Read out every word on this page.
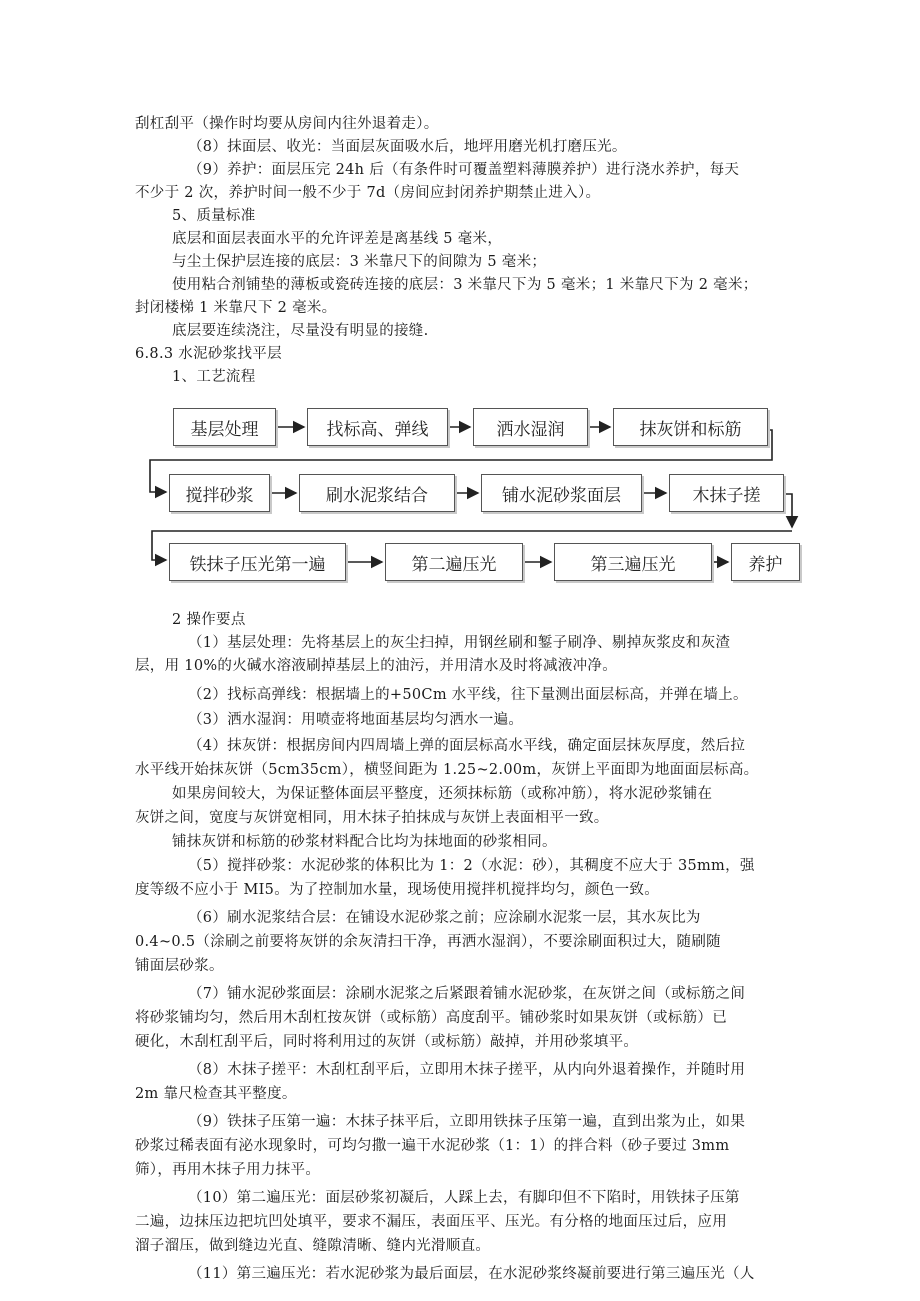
刮杠刮平（操作时均要从房间内往外退着走）。
（8）抹面层、收光：当面层灰面吸水后，地坪用磨光机打磨压光。
（9）养护：面层压完 24h 后（有条件时可覆盖塑料薄膜养护）进行浇水养护，每天
不少于 2 次，养护时间一般不少于 7d（房间应封闭养护期禁止进入）。
5、质量标准
底层和面层表面水平的允许评差是离基线 5 毫米，
与尘土保护层连接的底层：3 米靠尺下的间隙为 5 毫米；
使用粘合剂铺垫的薄板或瓷砖连接的底层：3 米靠尺下为 5 毫米；1 米靠尺下为 2 毫米；
封闭楼梯 1 米靠尺下 2 毫米。
底层要连续浇注，尽量没有明显的接缝.
6.8.3 水泥砂浆找平层
1、工艺流程
基层处理	找标高、弹线	洒水湿润	抹灰饼和标筋
搅拌砂浆	刷水泥浆结合	铺水泥砂浆面层	木抹子搓
铁抹子压光第一遍	第二遍压光	第三遍压光	养护
2 操作要点
（1）基层处理：先将基层上的灰尘扫掉，用钢丝刷和錾子刷净、剔掉灰浆皮和灰渣
层，用 10%的火碱水溶液刷掉基层上的油污，并用清水及时将减液冲净。
（2）找标高弹线：根据墙上的+50Cm 水平线，往下量测出面层标高，并弹在墙上。
（3）洒水湿润：用喷壶将地面基层均匀洒水一遍。
（4）抹灰饼：根据房间内四周墙上弹的面层标高水平线，确定面层抹灰厚度，然后拉
水平线开始抹灰饼（5cm35cm），横竖间距为 1.25~2.00m，灰饼上平面即为地面面层标高。
如果房间较大，为保证整体面层平整度，还须抹标筋（或称冲筋），将水泥砂浆铺在
灰饼之间，宽度与灰饼宽相同，用木抹子拍抹成与灰饼上表面相平一致。
铺抹灰饼和标筋的砂浆材料配合比均为抹地面的砂浆相同。
（5）搅拌砂浆：水泥砂浆的体积比为 1：2（水泥：砂），其稠度不应大于 35mm，强
度等级不应小于 MI5。为了控制加水量，现场使用搅拌机搅拌均匀，颜色一致。
（6）刷水泥浆结合层：在铺设水泥砂浆之前；应涂刷水泥浆一层，其水灰比为
0.4~0.5（涂刷之前要将灰饼的余灰清扫干净，再洒水湿润），不要涂刷面积过大，随刷随
铺面层砂浆。
（7）铺水泥砂浆面层：涂刷水泥浆之后紧跟着铺水泥砂浆，在灰饼之间（或标筋之间
将砂浆铺均匀，然后用木刮杠按灰饼（或标筋）高度刮平。铺砂浆时如果灰饼（或标筋）已
硬化，木刮杠刮平后，同时将利用过的灰饼（或标筋）敲掉，并用砂浆填平。
（8）木抹子搓平：木刮杠刮平后，立即用木抹子搓平，从内向外退着操作，并随时用
2m 靠尺检查其平整度。
（9）铁抹子压第一遍：木抹子抹平后，立即用铁抹子压第一遍，直到出浆为止，如果
砂浆过稀表面有泌水现象时，可均匀撒一遍干水泥砂浆（1：1）的拌合料（砂子要过 3mm
筛），再用木抹子用力抹平。
（10）第二遍压光：面层砂浆初凝后，人踩上去，有脚印但不下陷时，用铁抹子压第
二遍，边抹压边把坑凹处填平，要求不漏压，表面压平、压光。有分格的地面压过后，应用
溜子溜压，做到缝边光直、缝隙清晰、缝内光滑顺直。
（11）第三遍压光：若水泥砂浆为最后面层，在水泥砂浆终凝前要进行第三遍压光（人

-----

Task goal:
Say how many lines of the material contain the word "第二遍压光", with no other text.

Correct response:
2